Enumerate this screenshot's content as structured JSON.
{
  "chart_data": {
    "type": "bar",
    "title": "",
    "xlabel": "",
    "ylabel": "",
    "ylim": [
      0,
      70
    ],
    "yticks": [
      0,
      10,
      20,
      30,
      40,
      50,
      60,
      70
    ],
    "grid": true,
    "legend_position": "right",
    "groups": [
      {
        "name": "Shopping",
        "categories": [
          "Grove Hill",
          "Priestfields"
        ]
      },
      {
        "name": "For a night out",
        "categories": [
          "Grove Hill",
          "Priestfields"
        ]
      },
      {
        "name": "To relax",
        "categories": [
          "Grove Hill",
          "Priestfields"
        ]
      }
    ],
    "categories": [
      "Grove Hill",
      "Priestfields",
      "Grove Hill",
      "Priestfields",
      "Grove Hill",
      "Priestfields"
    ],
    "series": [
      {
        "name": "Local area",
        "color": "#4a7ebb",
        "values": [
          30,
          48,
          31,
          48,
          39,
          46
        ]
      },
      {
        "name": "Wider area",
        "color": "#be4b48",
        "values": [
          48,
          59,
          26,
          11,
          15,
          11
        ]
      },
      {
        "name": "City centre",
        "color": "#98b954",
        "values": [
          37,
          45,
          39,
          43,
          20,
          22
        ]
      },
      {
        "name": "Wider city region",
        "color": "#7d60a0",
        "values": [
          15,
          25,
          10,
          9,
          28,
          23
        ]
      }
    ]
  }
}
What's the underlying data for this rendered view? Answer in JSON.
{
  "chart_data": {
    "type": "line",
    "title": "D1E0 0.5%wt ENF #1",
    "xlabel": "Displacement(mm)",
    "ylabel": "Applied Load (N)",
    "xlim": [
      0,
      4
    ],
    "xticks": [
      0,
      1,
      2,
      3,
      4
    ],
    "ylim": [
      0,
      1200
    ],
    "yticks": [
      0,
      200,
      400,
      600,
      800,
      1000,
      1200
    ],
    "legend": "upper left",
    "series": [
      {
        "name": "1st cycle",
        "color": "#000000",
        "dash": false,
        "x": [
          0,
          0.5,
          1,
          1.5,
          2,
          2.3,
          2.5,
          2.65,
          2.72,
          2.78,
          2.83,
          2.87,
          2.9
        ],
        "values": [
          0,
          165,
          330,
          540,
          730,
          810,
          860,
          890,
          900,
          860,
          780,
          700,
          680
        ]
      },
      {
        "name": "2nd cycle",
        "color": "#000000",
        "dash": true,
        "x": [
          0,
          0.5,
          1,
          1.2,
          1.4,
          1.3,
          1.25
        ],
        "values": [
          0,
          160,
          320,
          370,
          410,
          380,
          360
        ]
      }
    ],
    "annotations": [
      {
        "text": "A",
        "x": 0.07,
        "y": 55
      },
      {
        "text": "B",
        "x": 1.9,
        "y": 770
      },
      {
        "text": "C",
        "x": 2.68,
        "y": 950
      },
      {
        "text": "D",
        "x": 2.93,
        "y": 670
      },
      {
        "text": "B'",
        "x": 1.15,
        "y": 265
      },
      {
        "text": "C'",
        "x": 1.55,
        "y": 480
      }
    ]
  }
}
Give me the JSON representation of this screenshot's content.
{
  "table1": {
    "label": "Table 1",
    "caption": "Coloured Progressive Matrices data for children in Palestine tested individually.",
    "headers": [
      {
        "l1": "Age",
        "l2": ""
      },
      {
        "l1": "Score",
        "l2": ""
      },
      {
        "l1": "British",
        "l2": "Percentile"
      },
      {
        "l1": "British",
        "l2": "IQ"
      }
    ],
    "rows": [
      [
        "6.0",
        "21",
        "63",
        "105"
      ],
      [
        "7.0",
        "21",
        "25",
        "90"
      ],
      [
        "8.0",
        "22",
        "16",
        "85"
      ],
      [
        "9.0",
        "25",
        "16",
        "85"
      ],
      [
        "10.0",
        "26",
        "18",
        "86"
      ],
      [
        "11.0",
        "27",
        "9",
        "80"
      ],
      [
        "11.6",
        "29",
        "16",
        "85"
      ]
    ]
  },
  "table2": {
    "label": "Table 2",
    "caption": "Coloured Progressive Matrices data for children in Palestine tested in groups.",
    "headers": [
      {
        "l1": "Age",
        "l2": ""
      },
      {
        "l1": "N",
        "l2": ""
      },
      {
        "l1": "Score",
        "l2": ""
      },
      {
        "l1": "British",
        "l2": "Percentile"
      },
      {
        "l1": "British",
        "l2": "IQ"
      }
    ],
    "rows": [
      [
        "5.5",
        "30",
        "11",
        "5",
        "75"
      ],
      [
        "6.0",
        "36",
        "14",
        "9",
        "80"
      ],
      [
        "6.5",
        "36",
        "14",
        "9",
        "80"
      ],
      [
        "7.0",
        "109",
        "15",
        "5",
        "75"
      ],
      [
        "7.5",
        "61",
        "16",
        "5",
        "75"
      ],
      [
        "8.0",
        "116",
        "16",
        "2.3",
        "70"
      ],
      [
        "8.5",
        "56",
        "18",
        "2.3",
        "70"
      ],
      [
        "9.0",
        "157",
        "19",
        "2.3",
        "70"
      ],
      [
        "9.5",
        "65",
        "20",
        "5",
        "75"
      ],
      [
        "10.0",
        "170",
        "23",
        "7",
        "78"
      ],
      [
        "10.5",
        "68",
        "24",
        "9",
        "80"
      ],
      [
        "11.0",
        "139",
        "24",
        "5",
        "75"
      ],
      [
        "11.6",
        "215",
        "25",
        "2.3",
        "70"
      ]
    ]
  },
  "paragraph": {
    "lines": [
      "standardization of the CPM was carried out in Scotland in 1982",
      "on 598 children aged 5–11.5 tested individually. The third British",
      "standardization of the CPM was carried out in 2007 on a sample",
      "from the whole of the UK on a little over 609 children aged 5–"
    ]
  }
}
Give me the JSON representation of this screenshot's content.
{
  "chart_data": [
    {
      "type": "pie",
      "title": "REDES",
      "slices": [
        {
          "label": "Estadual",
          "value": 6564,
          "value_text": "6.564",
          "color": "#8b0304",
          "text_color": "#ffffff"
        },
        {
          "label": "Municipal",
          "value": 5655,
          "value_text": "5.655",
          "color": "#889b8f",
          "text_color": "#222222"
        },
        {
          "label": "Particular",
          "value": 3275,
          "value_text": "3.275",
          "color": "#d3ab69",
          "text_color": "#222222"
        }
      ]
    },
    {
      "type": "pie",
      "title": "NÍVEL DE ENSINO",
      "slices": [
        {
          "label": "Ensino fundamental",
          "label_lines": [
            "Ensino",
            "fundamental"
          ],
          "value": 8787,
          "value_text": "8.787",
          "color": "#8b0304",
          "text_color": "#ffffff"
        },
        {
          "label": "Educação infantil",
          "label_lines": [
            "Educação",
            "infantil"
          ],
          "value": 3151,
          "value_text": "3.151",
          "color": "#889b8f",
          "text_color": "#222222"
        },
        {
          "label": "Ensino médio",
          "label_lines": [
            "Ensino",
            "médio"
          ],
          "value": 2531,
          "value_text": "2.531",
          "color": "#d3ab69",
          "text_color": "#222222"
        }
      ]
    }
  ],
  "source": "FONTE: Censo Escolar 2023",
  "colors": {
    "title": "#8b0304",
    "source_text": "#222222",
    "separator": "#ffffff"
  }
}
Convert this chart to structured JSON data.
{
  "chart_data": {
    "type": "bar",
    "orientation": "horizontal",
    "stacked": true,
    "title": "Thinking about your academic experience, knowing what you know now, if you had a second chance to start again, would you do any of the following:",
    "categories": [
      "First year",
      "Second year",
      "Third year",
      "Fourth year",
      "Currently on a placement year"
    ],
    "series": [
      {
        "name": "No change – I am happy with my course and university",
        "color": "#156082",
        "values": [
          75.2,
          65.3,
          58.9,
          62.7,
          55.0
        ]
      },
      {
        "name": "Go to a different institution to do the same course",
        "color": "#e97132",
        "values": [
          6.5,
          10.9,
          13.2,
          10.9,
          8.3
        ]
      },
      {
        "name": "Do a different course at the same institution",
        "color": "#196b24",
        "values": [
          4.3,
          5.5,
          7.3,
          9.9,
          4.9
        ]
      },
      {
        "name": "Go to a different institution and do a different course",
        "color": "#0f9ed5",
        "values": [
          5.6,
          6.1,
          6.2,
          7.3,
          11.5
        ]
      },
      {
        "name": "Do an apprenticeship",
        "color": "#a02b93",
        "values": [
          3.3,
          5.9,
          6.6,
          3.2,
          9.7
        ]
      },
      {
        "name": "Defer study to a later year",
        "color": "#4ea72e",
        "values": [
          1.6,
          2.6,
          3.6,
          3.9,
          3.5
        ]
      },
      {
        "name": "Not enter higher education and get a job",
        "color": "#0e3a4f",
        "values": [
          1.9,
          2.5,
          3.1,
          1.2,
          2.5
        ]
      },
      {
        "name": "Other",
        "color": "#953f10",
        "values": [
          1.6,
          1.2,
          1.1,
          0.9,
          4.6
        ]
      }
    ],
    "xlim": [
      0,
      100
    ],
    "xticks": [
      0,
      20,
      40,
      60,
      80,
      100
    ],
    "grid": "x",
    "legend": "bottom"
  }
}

+-------+

## AIM OF THE EXERCISE:
Go through the entries above and pull out each line with "tested" in it.

## SOLUTION TO THE PROBLEM:
    "caption": "Coloured Progressive Matrices data for children in Palestine tested individually.",
    "caption": "Coloured Progressive Matrices data for children in Palestine tested in groups.",
      "on 598 children aged 5–11.5 tested individually. The third British",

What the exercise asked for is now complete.